#### [The problem]
Set out every line bearing the string "sama".
··· Data supplied ···
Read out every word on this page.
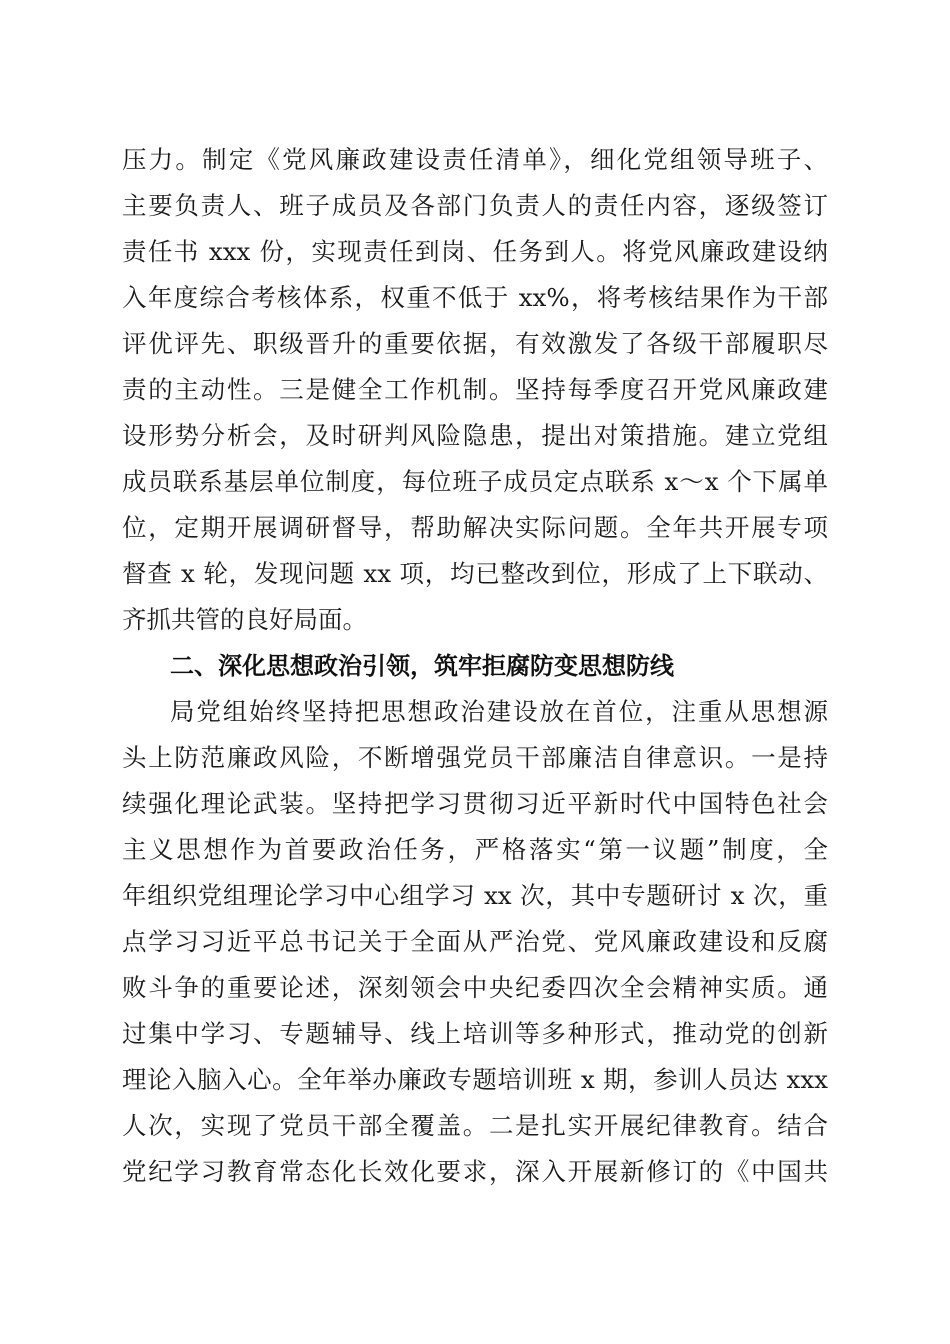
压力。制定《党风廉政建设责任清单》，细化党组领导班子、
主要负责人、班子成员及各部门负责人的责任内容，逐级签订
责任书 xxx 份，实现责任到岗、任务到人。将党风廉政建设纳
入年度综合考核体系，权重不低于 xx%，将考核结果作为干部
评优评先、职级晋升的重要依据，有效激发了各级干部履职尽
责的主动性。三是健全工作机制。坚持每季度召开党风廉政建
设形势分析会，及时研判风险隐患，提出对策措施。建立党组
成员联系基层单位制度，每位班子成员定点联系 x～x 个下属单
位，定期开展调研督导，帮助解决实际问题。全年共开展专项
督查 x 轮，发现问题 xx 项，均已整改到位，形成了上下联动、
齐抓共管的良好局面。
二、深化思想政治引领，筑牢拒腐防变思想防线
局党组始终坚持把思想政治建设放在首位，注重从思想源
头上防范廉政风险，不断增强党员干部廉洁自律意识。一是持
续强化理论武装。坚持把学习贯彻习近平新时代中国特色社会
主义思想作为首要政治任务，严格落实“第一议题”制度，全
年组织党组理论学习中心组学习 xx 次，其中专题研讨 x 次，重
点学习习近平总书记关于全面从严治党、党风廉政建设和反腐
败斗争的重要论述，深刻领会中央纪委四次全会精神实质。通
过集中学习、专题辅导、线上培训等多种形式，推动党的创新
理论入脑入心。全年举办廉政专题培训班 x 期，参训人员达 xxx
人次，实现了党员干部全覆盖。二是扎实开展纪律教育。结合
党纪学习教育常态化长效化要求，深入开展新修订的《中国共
···
··· Data supplied ···
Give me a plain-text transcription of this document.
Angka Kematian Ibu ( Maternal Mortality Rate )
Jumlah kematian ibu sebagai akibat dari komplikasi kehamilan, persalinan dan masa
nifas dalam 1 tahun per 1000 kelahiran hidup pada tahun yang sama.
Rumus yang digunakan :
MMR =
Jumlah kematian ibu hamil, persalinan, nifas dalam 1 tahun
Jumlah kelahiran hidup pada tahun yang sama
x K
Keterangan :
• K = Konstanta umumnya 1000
···
#### [Finished task]
nifas dalam 1 tahun per 1000 kelahiran hidup pada tahun yang sama.
Jumlah kelahiran hidup pada tahun yang sama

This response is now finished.